WHAT THE TASK ASKS: Copy exactly the lines from the "Enumerate this screenshot's" line to the end, both included, and nothing else.

INFORMATION SUPPLIED:
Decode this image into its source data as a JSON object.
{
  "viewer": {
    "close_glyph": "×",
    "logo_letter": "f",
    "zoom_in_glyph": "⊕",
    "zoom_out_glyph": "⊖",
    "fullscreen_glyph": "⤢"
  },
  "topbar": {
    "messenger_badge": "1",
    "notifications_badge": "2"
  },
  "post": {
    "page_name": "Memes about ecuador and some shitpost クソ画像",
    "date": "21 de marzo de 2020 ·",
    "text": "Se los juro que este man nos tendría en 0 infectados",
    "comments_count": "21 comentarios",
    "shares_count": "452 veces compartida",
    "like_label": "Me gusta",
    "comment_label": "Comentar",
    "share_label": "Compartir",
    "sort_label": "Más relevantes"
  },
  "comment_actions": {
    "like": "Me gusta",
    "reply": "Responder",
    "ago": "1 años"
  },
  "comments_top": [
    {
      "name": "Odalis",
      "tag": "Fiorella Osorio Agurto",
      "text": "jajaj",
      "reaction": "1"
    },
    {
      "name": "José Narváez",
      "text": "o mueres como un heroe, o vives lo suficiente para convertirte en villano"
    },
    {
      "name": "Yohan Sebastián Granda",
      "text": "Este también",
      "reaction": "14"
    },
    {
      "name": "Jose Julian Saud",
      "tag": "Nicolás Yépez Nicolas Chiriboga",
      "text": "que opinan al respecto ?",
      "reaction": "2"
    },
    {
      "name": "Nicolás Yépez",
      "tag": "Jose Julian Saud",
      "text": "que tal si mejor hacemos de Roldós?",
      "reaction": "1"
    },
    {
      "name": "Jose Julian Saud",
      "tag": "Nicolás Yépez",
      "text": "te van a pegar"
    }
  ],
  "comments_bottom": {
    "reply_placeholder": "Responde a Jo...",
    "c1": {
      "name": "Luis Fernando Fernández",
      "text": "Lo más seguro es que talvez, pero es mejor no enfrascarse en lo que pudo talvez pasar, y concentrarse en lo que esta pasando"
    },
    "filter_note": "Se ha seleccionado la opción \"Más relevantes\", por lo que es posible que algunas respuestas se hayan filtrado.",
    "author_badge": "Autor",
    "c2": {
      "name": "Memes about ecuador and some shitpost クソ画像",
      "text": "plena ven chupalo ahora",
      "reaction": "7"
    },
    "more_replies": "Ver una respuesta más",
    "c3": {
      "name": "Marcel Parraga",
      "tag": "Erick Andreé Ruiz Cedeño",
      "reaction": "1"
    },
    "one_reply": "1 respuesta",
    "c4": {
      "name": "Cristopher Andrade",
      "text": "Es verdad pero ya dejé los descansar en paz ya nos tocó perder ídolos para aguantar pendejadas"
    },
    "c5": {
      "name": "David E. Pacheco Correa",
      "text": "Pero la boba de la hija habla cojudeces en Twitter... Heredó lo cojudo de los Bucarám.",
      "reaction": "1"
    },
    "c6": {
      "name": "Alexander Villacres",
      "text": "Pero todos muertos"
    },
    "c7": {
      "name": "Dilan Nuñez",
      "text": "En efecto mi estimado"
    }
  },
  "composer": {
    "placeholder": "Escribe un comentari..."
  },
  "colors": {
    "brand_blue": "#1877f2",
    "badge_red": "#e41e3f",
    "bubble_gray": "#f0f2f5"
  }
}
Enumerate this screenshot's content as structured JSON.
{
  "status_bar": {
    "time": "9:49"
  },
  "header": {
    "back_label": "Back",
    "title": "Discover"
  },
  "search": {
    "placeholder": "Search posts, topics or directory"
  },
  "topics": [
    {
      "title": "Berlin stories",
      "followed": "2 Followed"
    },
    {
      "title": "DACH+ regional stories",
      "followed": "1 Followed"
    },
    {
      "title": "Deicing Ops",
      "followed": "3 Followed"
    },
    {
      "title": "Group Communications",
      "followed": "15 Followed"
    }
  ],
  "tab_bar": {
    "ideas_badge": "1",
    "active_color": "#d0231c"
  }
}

IN RESPONSE:
Enumerate this screenshot's content as structured JSON.
{
  "status_bar": {
    "time": "9:49"
  },
  "header": {
    "back_label": "Back",
    "title": "Discover"
  },
  "search": {
    "placeholder": "Search posts, topics or directory"
  },
  "topics": [
    {
      "title": "Berlin stories",
      "followed": "2 Followed"
    },
    {
      "title": "DACH+ regional stories",
      "followed": "1 Followed"
    },
    {
      "title": "Deicing Ops",
      "followed": "3 Followed"
    },
    {
      "title": "Group Communications",
      "followed": "15 Followed"
    }
  ],
  "tab_bar": {
    "ideas_badge": "1",
    "active_color": "#d0231c"
  }
}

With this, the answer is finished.